#### [Task brief]
Copy out every line of the data where the word "interesting" is found.

*** Opening Record excerpts ***

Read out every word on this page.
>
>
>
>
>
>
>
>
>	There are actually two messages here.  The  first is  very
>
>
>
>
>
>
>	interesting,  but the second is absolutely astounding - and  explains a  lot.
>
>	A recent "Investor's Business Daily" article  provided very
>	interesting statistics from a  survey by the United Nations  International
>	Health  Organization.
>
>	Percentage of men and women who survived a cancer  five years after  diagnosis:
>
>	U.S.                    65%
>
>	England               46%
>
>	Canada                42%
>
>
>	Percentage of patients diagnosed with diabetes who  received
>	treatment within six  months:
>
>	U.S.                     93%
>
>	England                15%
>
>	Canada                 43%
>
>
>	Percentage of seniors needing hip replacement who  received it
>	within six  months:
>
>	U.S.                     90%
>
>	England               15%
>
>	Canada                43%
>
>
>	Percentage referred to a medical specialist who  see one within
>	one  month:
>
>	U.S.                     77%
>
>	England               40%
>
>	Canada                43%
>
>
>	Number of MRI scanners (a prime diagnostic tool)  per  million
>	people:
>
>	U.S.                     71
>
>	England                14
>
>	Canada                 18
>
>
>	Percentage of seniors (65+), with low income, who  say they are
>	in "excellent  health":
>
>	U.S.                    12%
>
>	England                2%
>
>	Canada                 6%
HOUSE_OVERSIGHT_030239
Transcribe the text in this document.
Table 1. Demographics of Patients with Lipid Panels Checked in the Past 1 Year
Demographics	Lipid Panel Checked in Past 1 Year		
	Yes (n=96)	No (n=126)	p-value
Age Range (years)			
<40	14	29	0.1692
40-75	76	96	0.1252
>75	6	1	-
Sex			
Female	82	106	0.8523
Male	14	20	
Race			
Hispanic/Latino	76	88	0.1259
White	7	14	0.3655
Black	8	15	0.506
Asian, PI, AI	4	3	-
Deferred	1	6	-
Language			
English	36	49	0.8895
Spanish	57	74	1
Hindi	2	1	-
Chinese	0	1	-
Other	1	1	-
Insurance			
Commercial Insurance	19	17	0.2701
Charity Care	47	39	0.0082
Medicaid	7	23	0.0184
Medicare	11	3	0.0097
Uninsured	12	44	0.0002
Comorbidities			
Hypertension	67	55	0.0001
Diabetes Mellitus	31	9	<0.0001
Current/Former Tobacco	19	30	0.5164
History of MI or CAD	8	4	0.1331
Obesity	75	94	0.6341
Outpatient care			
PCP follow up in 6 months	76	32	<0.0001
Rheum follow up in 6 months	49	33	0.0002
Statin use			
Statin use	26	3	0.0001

*** Closing Record excerpts ***

#### [Answer section]
>	interesting,  but the second is absolutely astounding - and  explains a  lot.
>	interesting statistics from a  survey by the United Nations  International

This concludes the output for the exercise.